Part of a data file
=-=-=-=-=

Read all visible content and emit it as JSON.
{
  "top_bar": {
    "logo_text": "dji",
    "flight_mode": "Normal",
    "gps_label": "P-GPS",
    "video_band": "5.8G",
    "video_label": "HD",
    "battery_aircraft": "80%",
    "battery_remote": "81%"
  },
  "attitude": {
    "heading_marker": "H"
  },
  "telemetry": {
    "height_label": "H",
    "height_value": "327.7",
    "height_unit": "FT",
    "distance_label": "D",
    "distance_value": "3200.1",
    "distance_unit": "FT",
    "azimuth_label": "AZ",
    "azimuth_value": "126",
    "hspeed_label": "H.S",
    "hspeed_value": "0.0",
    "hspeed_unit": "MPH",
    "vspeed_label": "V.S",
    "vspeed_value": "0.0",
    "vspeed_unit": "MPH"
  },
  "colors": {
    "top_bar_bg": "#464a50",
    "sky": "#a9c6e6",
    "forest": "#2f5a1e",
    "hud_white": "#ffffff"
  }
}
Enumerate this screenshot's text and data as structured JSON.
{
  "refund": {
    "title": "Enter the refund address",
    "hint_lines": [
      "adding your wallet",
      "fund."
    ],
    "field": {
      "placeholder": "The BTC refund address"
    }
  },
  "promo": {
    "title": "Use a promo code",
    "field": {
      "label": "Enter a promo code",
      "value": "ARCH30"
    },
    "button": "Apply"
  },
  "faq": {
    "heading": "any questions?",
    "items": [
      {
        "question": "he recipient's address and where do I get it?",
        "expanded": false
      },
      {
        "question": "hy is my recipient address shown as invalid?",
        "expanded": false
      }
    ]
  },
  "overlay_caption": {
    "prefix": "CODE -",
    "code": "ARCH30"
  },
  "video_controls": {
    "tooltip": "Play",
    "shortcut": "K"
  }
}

=-=-=-=-=

Exercise brief
Type out the whole listing above again, exactly as it stands.

Written answer
Read all visible content and emit it as JSON.
{
  "top_bar": {
    "logo_text": "dji",
    "flight_mode": "Normal",
    "gps_label": "P-GPS",
    "video_band": "5.8G",
    "video_label": "HD",
    "battery_aircraft": "80%",
    "battery_remote": "81%"
  },
  "attitude": {
    "heading_marker": "H"
  },
  "telemetry": {
    "height_label": "H",
    "height_value": "327.7",
    "height_unit": "FT",
    "distance_label": "D",
    "distance_value": "3200.1",
    "distance_unit": "FT",
    "azimuth_label": "AZ",
    "azimuth_value": "126",
    "hspeed_label": "H.S",
    "hspeed_value": "0.0",
    "hspeed_unit": "MPH",
    "vspeed_label": "V.S",
    "vspeed_value": "0.0",
    "vspeed_unit": "MPH"
  },
  "colors": {
    "top_bar_bg": "#464a50",
    "sky": "#a9c6e6",
    "forest": "#2f5a1e",
    "hud_white": "#ffffff"
  }
}
Enumerate this screenshot's text and data as structured JSON.
{
  "refund": {
    "title": "Enter the refund address",
    "hint_lines": [
      "adding your wallet",
      "fund."
    ],
    "field": {
      "placeholder": "The BTC refund address"
    }
  },
  "promo": {
    "title": "Use a promo code",
    "field": {
      "label": "Enter a promo code",
      "value": "ARCH30"
    },
    "button": "Apply"
  },
  "faq": {
    "heading": "any questions?",
    "items": [
      {
        "question": "he recipient's address and where do I get it?",
        "expanded": false
      },
      {
        "question": "hy is my recipient address shown as invalid?",
        "expanded": false
      }
    ]
  },
  "overlay_caption": {
    "prefix": "CODE -",
    "code": "ARCH30"
  },
  "video_controls": {
    "tooltip": "Play",
    "shortcut": "K"
  }
}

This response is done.